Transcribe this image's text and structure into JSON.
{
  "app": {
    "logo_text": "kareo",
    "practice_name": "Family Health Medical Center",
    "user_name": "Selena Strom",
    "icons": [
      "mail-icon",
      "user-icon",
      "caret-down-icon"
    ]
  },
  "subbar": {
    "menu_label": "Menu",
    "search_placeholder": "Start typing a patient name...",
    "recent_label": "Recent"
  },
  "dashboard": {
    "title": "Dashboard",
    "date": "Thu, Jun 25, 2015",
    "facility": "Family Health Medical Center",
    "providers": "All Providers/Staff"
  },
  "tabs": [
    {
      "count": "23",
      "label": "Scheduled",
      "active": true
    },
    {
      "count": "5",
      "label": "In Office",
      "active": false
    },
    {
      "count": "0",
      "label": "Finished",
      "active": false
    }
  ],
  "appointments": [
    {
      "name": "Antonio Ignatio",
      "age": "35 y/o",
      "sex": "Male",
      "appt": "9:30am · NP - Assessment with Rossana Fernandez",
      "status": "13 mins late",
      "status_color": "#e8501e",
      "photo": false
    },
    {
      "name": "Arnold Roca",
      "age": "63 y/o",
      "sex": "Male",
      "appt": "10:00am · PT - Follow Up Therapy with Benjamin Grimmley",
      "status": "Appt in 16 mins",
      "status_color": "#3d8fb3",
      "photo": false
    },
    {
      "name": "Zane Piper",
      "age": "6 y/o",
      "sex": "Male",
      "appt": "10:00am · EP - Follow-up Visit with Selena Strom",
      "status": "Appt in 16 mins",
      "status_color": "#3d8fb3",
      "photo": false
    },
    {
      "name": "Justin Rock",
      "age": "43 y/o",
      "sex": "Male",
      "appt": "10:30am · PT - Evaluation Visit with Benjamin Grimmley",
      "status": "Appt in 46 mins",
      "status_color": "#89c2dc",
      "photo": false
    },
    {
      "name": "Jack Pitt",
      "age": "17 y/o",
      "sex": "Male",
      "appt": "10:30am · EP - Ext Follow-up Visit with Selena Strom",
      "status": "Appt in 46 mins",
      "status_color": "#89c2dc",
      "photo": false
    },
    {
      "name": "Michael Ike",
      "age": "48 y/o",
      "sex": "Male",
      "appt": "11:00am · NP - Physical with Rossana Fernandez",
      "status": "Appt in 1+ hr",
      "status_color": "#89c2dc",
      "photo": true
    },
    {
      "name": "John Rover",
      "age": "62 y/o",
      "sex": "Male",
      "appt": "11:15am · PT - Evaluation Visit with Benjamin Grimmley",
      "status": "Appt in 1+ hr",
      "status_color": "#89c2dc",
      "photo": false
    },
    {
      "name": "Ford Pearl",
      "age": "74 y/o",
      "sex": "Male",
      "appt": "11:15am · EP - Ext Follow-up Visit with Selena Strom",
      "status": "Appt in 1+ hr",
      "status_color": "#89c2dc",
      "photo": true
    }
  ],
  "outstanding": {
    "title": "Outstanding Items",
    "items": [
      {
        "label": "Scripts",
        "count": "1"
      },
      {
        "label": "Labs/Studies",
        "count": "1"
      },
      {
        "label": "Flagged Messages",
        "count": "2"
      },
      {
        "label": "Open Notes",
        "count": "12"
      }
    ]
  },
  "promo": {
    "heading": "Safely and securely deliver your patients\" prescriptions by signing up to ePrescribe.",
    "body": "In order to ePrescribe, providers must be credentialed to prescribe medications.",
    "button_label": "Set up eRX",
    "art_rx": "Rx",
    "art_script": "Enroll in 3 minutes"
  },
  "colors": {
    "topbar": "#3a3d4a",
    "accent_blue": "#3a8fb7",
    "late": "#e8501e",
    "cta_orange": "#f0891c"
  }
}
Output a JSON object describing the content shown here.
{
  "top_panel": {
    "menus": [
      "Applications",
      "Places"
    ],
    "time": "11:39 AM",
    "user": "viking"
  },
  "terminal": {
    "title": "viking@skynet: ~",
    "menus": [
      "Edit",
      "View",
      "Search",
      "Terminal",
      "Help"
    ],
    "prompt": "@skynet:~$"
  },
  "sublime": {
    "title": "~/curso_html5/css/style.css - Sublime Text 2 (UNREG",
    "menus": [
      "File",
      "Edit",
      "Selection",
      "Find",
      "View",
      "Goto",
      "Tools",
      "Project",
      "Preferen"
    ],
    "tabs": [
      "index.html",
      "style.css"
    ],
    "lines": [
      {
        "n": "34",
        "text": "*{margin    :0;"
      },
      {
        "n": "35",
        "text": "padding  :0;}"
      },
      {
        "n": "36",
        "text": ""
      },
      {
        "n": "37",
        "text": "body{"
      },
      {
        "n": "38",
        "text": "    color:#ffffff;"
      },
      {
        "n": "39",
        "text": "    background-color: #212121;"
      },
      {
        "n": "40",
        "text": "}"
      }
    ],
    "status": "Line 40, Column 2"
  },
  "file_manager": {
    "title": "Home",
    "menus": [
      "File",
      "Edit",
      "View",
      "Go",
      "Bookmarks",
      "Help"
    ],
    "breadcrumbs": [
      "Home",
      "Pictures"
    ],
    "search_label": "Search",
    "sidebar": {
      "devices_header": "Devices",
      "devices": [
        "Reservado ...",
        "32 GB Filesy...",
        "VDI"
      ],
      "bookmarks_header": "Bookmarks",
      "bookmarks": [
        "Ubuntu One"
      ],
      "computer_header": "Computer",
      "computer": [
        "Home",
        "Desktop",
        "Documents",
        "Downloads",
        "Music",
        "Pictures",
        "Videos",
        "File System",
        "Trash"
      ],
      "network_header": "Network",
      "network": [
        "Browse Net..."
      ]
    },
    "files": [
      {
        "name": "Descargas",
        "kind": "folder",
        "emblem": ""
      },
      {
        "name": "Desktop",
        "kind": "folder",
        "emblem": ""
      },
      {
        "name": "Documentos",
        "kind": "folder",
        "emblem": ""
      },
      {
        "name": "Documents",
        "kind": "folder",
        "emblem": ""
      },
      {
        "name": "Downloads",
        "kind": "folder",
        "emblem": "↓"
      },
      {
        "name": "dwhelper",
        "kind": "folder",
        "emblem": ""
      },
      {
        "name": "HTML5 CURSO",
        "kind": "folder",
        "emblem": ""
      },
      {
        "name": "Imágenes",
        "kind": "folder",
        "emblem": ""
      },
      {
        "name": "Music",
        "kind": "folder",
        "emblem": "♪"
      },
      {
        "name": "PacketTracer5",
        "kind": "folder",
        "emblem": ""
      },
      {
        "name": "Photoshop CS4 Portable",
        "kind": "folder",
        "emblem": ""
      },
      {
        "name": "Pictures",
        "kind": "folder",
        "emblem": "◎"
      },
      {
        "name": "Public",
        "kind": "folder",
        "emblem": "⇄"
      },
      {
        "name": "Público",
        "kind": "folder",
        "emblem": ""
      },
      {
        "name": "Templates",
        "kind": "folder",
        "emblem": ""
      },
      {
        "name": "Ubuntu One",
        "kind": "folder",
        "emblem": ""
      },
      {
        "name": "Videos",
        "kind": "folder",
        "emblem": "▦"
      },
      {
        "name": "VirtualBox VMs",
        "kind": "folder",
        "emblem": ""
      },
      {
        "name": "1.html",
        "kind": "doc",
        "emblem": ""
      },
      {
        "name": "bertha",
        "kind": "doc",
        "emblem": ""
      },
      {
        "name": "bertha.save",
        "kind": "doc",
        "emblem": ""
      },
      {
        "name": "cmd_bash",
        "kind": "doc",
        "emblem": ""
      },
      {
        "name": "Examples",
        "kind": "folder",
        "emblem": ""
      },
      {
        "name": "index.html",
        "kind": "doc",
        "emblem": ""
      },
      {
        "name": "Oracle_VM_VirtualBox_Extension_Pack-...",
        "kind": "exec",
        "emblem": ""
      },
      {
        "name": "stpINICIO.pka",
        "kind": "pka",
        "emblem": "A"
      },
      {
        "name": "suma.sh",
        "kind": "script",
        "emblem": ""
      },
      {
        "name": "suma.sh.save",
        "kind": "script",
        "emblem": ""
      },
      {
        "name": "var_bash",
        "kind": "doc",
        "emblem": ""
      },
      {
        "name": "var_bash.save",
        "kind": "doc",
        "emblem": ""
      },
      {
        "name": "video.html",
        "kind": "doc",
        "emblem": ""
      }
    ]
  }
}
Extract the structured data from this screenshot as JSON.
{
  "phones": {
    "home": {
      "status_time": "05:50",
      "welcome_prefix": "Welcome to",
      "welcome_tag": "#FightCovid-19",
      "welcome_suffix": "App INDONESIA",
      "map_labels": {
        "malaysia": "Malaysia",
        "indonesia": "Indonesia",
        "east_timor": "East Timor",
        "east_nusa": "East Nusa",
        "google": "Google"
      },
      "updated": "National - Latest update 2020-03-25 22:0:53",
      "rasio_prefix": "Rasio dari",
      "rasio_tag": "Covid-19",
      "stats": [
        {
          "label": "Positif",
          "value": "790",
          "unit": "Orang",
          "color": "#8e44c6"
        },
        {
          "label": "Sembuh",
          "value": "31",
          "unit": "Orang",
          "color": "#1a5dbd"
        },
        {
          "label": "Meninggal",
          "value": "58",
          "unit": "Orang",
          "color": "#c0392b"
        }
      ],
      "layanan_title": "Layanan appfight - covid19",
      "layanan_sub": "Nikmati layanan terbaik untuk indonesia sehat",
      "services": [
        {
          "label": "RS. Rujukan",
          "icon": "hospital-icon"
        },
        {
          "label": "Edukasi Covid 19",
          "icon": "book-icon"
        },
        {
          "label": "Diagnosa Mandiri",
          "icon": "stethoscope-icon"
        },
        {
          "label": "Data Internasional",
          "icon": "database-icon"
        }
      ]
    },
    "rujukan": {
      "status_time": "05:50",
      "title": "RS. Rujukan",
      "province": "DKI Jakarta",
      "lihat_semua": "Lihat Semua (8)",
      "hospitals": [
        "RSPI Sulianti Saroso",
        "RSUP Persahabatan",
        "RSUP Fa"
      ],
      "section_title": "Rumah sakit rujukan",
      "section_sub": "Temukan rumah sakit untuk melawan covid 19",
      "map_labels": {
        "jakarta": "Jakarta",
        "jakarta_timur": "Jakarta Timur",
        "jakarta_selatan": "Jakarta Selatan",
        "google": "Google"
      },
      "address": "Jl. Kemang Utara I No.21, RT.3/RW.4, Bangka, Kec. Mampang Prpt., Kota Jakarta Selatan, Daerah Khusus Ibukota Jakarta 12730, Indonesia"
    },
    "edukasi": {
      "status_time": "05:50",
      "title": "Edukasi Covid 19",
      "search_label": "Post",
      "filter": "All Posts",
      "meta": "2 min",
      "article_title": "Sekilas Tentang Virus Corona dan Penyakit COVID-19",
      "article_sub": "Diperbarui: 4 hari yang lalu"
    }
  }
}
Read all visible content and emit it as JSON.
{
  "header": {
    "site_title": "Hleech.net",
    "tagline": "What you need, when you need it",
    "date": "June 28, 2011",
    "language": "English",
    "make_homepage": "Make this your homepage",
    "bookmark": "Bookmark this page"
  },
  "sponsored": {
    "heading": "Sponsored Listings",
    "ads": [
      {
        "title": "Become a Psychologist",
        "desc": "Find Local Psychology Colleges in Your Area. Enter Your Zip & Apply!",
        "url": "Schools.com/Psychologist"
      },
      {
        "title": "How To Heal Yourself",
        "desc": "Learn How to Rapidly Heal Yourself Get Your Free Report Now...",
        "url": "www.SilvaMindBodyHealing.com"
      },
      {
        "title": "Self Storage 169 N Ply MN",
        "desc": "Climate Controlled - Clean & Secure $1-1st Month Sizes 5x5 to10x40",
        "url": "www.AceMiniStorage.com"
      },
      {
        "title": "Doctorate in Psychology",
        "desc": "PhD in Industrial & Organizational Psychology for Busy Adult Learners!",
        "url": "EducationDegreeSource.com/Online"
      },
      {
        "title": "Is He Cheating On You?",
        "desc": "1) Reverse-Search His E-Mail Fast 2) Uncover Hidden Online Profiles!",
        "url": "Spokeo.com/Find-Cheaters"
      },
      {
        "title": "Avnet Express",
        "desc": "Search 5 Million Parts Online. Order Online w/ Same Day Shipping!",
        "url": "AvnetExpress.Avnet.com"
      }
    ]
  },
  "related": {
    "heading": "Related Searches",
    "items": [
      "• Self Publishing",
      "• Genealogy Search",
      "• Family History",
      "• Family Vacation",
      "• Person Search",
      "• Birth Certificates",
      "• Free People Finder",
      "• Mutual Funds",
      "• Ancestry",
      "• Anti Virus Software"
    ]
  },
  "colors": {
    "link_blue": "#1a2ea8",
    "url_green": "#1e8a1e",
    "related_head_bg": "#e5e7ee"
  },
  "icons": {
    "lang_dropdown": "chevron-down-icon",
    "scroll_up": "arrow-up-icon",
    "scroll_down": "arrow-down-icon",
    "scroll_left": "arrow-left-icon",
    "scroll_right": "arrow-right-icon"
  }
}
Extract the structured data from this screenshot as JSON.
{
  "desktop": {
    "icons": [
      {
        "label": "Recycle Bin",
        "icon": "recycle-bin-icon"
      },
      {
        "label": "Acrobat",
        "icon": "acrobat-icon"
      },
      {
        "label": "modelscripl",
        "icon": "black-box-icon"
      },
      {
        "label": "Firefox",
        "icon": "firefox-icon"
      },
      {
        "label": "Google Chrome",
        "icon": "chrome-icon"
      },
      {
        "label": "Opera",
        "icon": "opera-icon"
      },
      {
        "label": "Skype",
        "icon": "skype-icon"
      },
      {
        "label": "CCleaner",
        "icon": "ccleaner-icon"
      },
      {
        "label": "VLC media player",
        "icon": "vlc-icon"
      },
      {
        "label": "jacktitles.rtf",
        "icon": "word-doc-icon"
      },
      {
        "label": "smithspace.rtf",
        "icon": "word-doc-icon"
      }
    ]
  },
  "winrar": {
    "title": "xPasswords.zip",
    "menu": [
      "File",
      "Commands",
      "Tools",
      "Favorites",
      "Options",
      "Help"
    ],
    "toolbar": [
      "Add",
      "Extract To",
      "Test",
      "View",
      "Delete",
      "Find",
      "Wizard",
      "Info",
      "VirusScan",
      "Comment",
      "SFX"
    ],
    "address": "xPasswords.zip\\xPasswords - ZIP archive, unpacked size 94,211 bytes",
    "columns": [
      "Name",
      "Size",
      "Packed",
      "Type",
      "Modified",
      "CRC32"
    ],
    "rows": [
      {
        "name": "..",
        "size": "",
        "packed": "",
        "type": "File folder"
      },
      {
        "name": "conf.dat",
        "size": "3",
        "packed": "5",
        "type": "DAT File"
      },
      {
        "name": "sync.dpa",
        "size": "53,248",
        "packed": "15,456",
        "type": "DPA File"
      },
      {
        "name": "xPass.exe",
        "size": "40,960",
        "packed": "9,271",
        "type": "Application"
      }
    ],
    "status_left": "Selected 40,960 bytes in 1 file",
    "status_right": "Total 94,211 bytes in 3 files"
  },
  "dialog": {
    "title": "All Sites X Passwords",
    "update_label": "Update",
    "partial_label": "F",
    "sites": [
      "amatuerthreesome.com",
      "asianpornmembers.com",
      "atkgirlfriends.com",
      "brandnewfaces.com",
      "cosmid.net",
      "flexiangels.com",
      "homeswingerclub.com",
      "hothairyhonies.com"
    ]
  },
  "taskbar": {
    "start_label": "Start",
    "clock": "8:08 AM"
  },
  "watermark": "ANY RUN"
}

ACTIVITY —
Check every line above for the string "Fernandez" and copy those that have it.

RESULT OF THIS EXERCISE —
      "appt": "9:30am · NP - Assessment with Rossana Fernandez",
      "appt": "11:00am · NP - Physical with Rossana Fernandez",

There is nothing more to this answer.